### [Exercise description]
In the reach-and-grasp EEG experiment text, how many trials per condition were recorded, and how were they split into runs?

### [Source document]
******

To assess its feasibility we carried out an experimental protocol in which 45 able bodied, right handed participants performed self-initiated reach-and-grasp actions on objects of daily life.

Each participant was recorded with a different technology:

We compared the results achieved with the different technologies. A brief description of the experimental protocol and results on the Hero EEG system is provided below. For a complete description of the experiment, the reader is directed to the paper (Schwarz, 2020). 

1. Experiment and results

Participants were instructed to perform self-initiated reach-and-grasp actions with their right hand towards two objects: a glass (palmar grasp) and a spoon within a jar (lateral grasp). They were then asked to focus their gaze on the object to grasp for at least 2 s before starting the movement. A total of 80 trials per condition were recorded, distributed in four runs (20 trials each). The location of the objects was switched between runs.

Hero EEG system during grasping actions.

Figure 5. Hero system during the execution of the reach-and-grasp actions. The left image shows a lateral grasp. The right image a palmar grasp. The upper right corner shows the layout of the EEG electrode placement.

We analyzed low-frequency movement-related cortical potentials (MRCPs) and event-related (de)synchronization (ERD/S) time-frequency maps using standard signal processing methods.

EEG correlates for grasping actions using dry-eeg headset

Figure 6. EEG correlates of movement using the Hero system for the palmar and lateral grasp actions measured in the contralateral cortex to the executing hand. (A) Grand average MRCPs (bold lines) and 95% confidence intervals (shaded areas). The black perpendicular line represents the movement onset. (B) Grand average of the time-frequency maps (one map per action), with respect to the reference period (–2 –1) s. The black vertical line represents the movement onset. Hot colors show significant ERD (i.e., power decrease with respect to the reference period). Significant differences with respect to the reference period were calculated using non-parametric t-percentile bootstrap statistics (alpha = 0.05)

******

### [Entries supplied]
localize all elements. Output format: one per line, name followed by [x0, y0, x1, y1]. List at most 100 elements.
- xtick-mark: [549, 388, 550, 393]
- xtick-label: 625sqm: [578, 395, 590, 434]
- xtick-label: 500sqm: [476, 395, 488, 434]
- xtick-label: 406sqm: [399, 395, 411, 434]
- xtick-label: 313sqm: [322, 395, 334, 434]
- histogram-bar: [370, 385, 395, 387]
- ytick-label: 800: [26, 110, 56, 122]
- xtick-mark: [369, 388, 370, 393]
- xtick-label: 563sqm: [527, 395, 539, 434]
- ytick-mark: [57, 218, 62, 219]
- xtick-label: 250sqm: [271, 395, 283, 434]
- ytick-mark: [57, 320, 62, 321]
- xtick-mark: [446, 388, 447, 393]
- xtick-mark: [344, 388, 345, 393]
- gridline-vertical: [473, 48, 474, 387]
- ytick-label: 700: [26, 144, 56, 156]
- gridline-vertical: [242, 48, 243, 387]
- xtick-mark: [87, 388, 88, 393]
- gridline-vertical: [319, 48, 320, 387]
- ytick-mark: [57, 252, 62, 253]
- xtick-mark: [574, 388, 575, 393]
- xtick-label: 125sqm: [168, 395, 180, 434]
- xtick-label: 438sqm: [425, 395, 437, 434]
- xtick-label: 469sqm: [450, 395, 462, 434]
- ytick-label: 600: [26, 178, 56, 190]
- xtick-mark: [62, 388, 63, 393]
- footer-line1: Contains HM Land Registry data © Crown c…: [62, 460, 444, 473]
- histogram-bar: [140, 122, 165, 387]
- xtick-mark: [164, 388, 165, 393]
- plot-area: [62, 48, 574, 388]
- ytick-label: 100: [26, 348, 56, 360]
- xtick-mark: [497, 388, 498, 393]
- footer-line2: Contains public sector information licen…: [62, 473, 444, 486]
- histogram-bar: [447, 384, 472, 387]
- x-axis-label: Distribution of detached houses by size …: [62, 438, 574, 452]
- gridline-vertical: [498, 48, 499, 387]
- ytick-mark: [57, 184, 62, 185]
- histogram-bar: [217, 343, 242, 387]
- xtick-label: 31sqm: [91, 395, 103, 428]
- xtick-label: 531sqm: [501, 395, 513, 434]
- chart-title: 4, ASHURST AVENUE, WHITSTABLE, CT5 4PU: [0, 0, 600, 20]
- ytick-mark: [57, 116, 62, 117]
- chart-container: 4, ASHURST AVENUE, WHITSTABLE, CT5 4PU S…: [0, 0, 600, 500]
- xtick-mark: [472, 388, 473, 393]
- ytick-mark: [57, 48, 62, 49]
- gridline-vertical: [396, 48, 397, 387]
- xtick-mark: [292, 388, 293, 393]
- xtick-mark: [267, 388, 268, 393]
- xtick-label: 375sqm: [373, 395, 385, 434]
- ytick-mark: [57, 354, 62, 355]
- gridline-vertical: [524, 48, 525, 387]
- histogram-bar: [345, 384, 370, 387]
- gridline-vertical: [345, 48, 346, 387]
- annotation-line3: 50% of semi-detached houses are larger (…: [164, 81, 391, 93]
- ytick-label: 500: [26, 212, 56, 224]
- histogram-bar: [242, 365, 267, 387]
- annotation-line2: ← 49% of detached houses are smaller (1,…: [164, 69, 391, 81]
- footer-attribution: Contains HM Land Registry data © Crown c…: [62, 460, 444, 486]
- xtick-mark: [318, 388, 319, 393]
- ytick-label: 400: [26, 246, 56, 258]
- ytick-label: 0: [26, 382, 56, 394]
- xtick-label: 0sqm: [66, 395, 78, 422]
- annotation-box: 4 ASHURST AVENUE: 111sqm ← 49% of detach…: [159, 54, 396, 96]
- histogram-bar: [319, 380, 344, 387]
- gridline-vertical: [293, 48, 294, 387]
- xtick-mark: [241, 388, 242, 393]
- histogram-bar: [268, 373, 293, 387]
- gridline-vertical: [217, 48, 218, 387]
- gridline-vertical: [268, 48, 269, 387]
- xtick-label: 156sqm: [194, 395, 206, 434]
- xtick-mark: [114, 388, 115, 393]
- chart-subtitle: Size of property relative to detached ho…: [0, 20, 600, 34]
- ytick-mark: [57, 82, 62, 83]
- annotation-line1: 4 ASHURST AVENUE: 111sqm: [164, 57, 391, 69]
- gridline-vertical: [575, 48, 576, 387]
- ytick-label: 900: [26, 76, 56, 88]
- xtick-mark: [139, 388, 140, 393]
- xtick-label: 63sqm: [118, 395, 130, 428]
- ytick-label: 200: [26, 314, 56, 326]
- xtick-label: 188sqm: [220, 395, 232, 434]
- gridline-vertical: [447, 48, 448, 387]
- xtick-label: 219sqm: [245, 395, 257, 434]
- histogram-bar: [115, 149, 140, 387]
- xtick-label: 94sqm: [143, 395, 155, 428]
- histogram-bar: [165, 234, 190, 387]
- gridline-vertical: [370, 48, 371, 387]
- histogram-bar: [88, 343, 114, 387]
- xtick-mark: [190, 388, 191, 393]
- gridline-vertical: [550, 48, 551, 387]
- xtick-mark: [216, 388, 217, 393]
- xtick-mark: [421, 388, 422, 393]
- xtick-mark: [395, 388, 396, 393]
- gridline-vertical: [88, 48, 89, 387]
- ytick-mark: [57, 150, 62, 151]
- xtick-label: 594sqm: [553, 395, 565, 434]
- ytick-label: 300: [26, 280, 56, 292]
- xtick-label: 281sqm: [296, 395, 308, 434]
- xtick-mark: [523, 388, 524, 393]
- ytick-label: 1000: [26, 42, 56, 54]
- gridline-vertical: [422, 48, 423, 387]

******

### [Worked solution]
80 trials per condition, split into four runs of 20 trials each.